DIRECTIONS
Without the pictures, set down every line of the data exactly.

DATA PROVIDED
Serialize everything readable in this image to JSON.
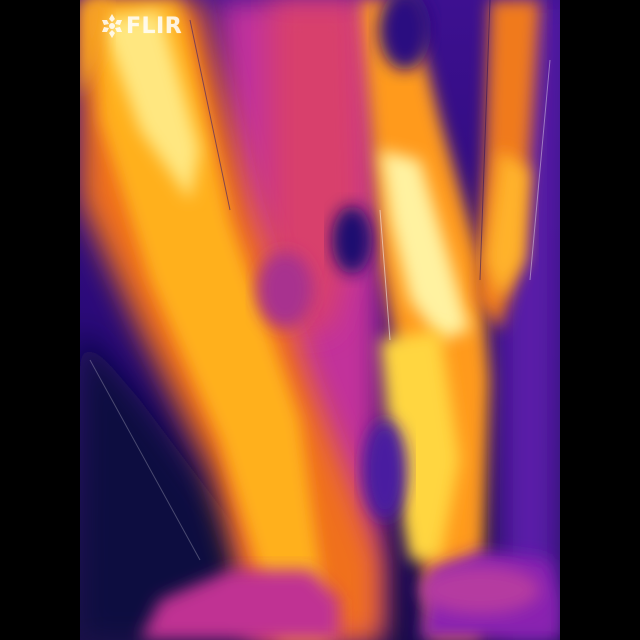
{
  "brand": {
    "logo_text": "FLIR",
    "logo_icon": "flame-snowflake-icon",
    "logo_color": "#ffffff"
  },
  "palette": {
    "cold": "#1a0870",
    "cool": "#5a1aa8",
    "mid": "#c2339b",
    "warm": "#f0701e",
    "hot": "#ffc21a",
    "hottest": "#fff4a8"
  }
}
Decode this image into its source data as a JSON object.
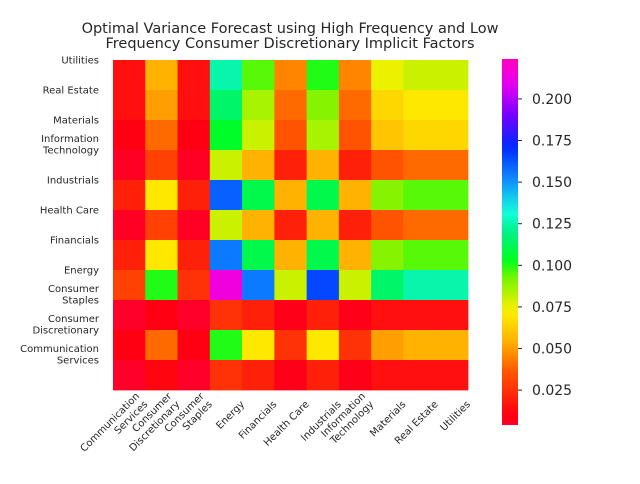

FINISHED ANSWER
Serialize everything readable in this image to JSON.
{
  "brand": {
    "logo_text": "FLIR",
    "logo_icon": "flame-snowflake-icon",
    "logo_color": "#ffffff"
  },
  "palette": {
    "cold": "#1a0870",
    "cool": "#5a1aa8",
    "mid": "#c2339b",
    "warm": "#f0701e",
    "hot": "#ffc21a",
    "hottest": "#fff4a8"
  }
}
Decode this image into its source data as a JSON object.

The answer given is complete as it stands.